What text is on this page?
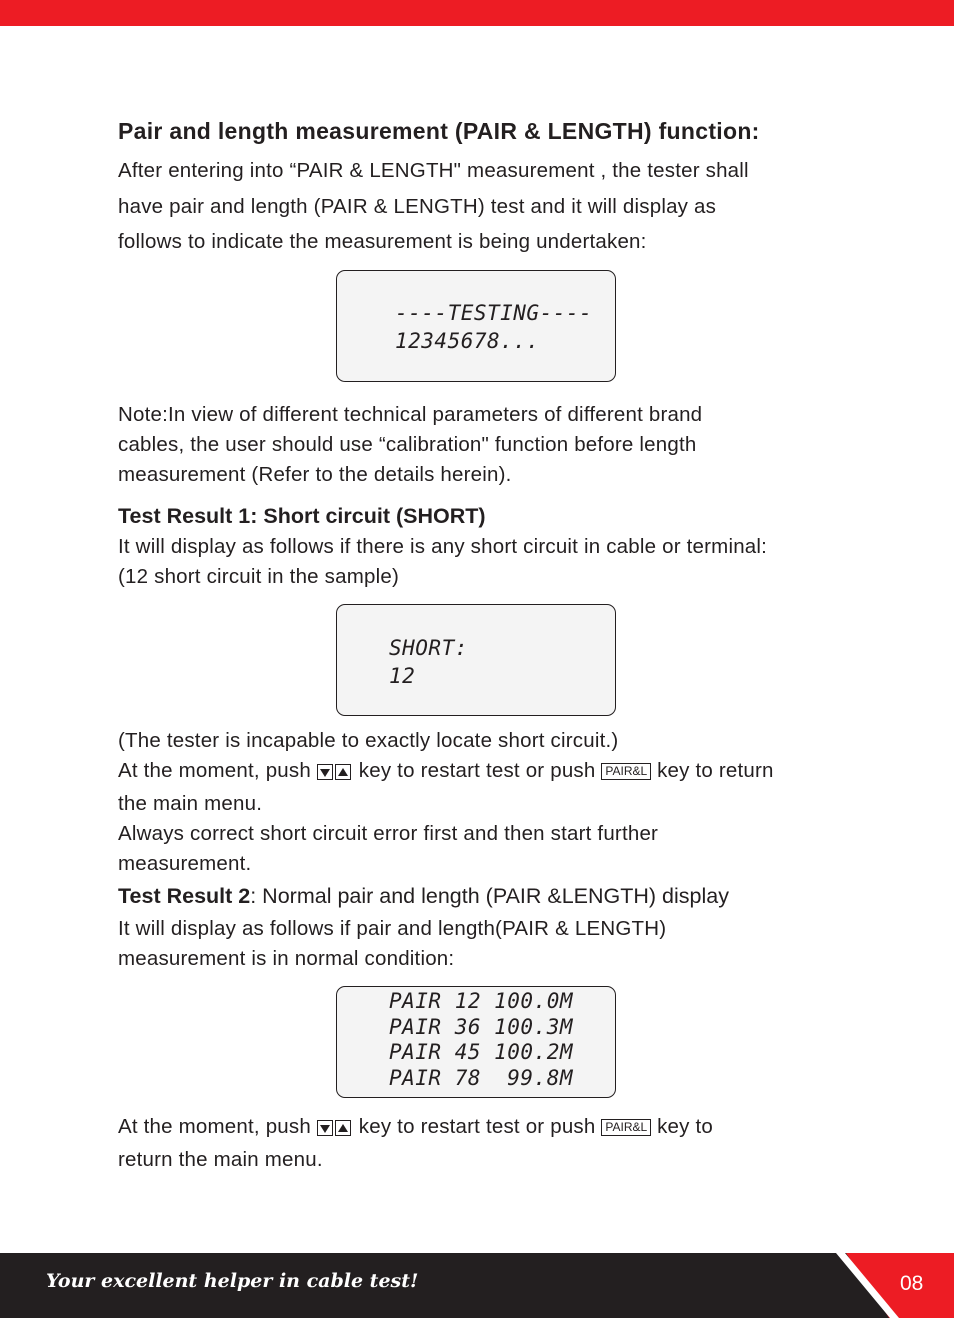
Pair and length measurement (PAIR & LENGTH) function:
After entering into “PAIR & LENGTH" measurement , the tester shall
have pair and length (PAIR & LENGTH) test and it will display as
follows to indicate the measurement is being undertaken:
Note:In view of different technical parameters of different brand
cables, the user should use “calibration" function before length
measurement (Refer to the details herein).
Test Result 1: Short circuit (SHORT)
It will display as follows if there is any short circuit in cable or terminal:
(12 short circuit in the sample)
(The tester is incapable to exactly locate short circuit.)
At the moment, push key to restart test or push PAIR&L key to return
the main menu.
Always correct short circuit error first and then start further
measurement.
Test Result 2: Normal pair and length (PAIR &LENGTH) display
It will display as follows if pair and length(PAIR & LENGTH)
measurement is in normal condition:
At the moment, push key to restart test or push PAIR&L key to
return the main menu.
----TESTING----
12345678...
SHORT:
12
PAIR 12 100.0M
PAIR 36 100.3M
PAIR 45 100.2M
PAIR 78  99.8M
Your excellent helper in cable test!	08
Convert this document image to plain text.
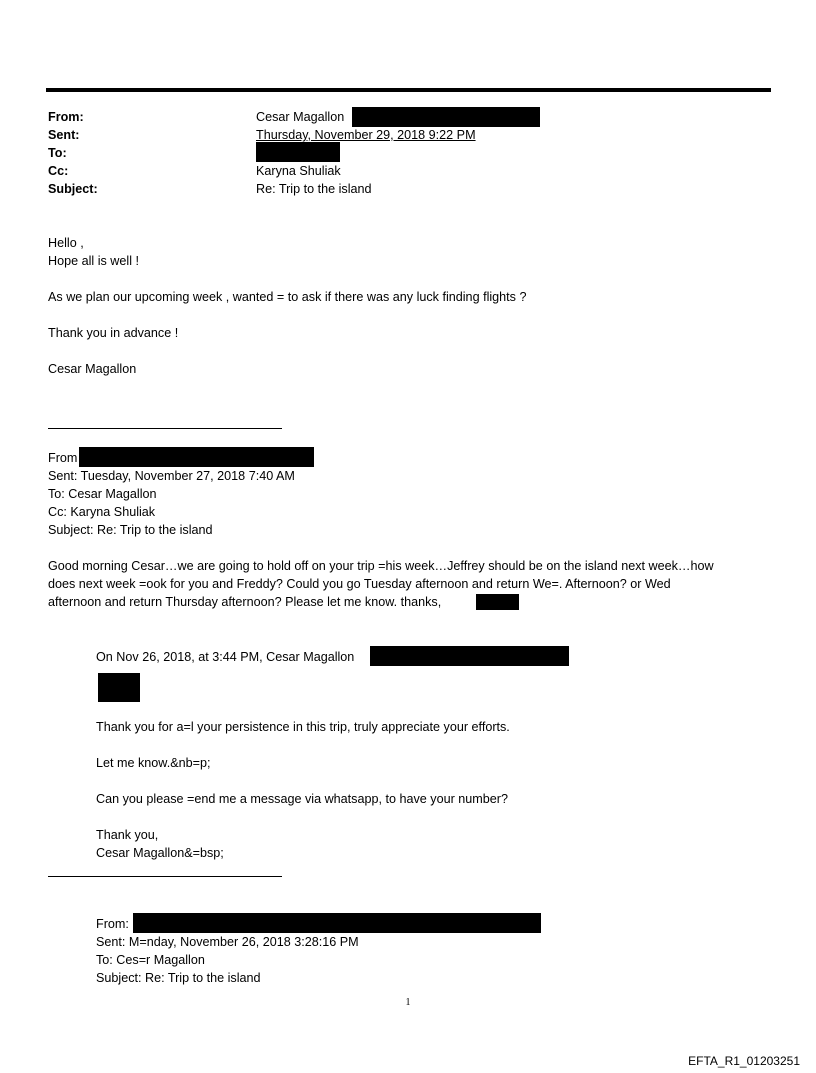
From:	Cesar Magallon
Sent:	Thursday, November 29, 2018 9:22 PM
To:
Cc:	Karyna Shuliak
Subject:	Re: Trip to the island
Hello ,
Hope all is well !
As we plan our upcoming week , wanted = to ask if there was any luck finding flights ?
Thank you in advance !
Cesar Magallon
From
Sent: Tuesday, November 27, 2018 7:40 AM
To: Cesar Magallon
Cc: Karyna Shuliak
Subject: Re: Trip to the island
Good morning Cesar…we are going to hold off on your trip =his week…Jeffrey should be on the island next week…how
does next week =ook for you and Freddy? Could you go Tuesday afternoon and return We=. Afternoon? or Wed
afternoon and return Thursday afternoon? Please let me know. thanks,
On Nov 26, 2018, at 3:44 PM, Cesar Magallon
Thank you for a=l your persistence in this trip, truly appreciate your efforts.
Let me know.&nb=p;
Can you please =end me a message via whatsapp, to have your number?
Thank you,
Cesar Magallon&=bsp;
From:
Sent: M=nday, November 26, 2018 3:28:16 PM
To: Ces=r Magallon
Subject: Re: Trip to the island
1
EFTA_R1_01203251
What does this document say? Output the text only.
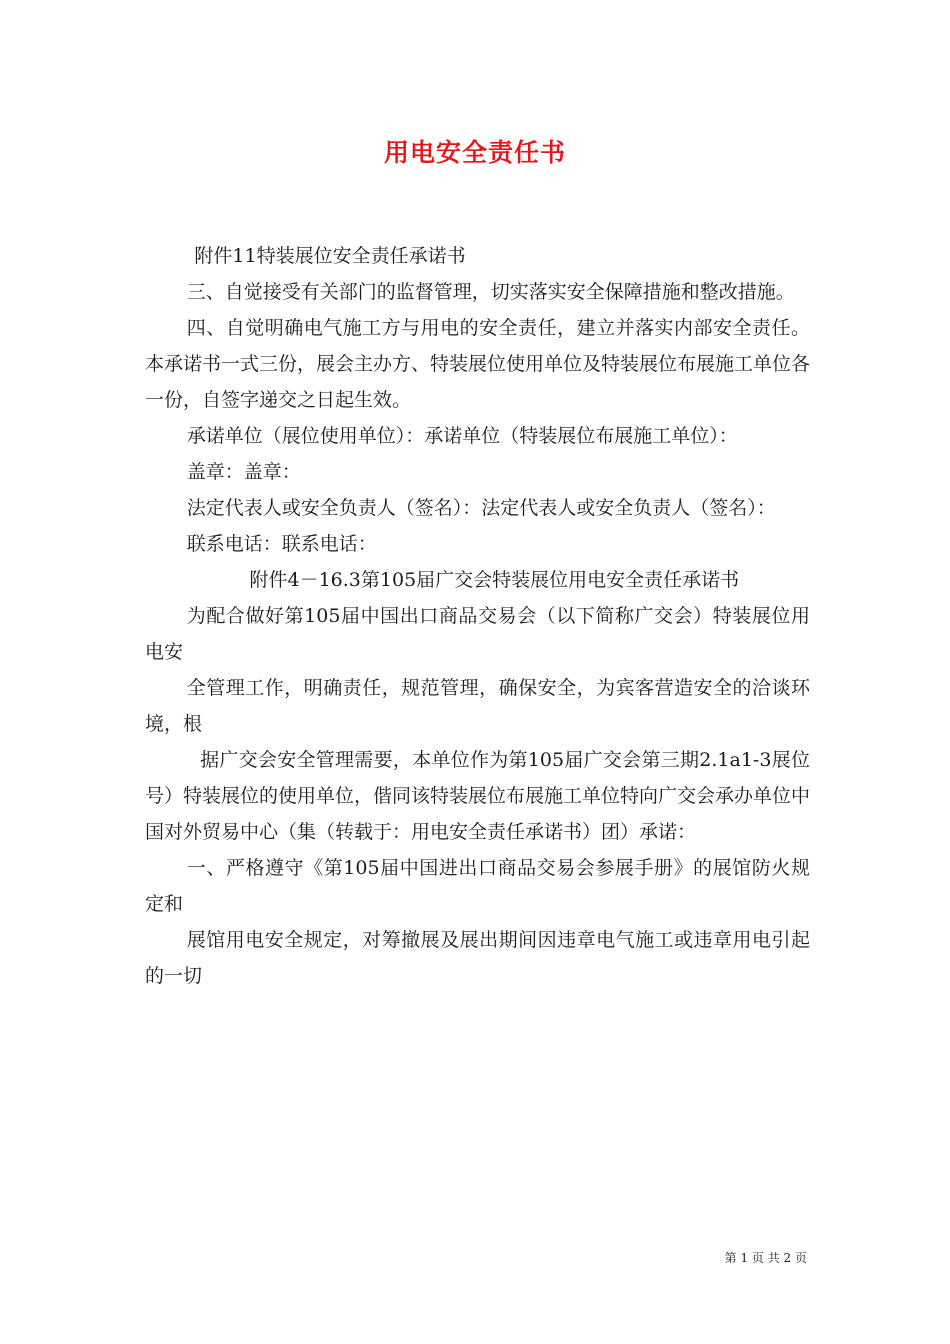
用电安全责任书

附件11特装展位安全责任承诺书

三、自觉接受有关部门的监督管理，切实落实安全保障措施和整改措施。

四、自觉明确电气施工方与用电的安全责任，建立并落实内部安全责任。本承诺书一式三份，展会主办方、特装展位使用单位及特装展位布展施工单位各一份，自签字递交之日起生效。

承诺单位（展位使用单位）：承诺单位（特装展位布展施工单位）：

盖章：盖章：

法定代表人或安全负责人（签名）：法定代表人或安全负责人（签名）：

联系电话：联系电话：

附件4－16.3第105届广交会特装展位用电安全责任承诺书

为配合做好第105届中国出口商品交易会（以下简称广交会）特装展位用电安

全管理工作，明确责任，规范管理，确保安全，为宾客营造安全的洽谈环境，根

据广交会安全管理需要，本单位作为第105届广交会第三期2.1a1-3展位号）特装展位的使用单位，偕同该特装展位布展施工单位特向广交会承办单位中国对外贸易中心（集（转载于：用电安全责任承诺书）团）承诺：

一、严格遵守《第105届中国进出口商品交易会参展手册》的展馆防火规定和

展馆用电安全规定，对筹撤展及展出期间因违章电气施工或违章用电引起的一切

第 1 页 共 2 页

## What is being asked
Copy all the lines above that hold the string "restart".

## Output for this task
At the moment, push key to restart test or push PAIR&L key to return
At the moment, push key to restart test or push PAIR&L key to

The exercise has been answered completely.